_Exercise directions_
Reproduce every record below exactly as written, leaving out any pictures.

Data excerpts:

■ ■ ■ ■ ■ ■ ■

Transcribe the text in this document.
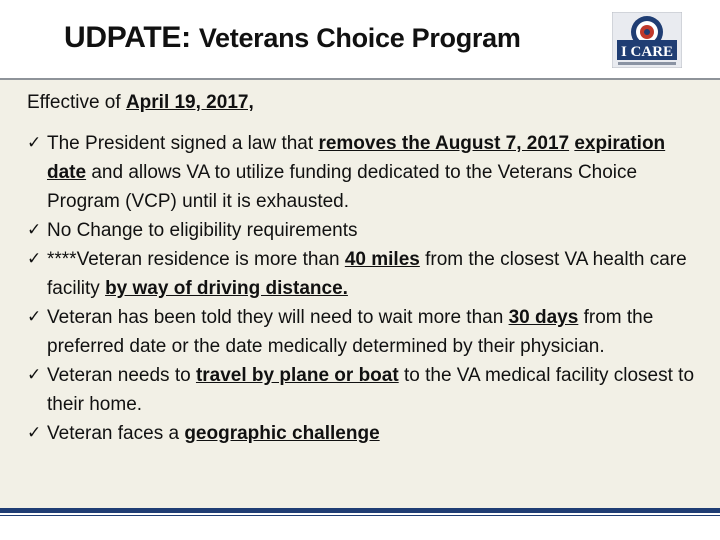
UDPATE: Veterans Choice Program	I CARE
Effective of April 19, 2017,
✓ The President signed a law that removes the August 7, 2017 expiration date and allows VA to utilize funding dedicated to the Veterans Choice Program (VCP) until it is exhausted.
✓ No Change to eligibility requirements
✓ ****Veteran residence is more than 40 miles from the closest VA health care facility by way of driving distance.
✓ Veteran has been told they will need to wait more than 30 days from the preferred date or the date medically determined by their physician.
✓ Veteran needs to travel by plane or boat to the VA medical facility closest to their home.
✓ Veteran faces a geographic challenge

■ ■ ■ ■ ■ ■ ■

_Full solution_
Transcribe the text in this document.
UDPATE: Veterans Choice Program	I CARE
Effective of April 19, 2017,
✓ The President signed a law that removes the August 7, 2017 expiration date and allows VA to utilize funding dedicated to the Veterans Choice Program (VCP) until it is exhausted.
✓ No Change to eligibility requirements
✓ ****Veteran residence is more than 40 miles from the closest VA health care facility by way of driving distance.
✓ Veteran has been told they will need to wait more than 30 days from the preferred date or the date medically determined by their physician.
✓ Veteran needs to travel by plane or boat to the VA medical facility closest to their home.
✓ Veteran faces a geographic challenge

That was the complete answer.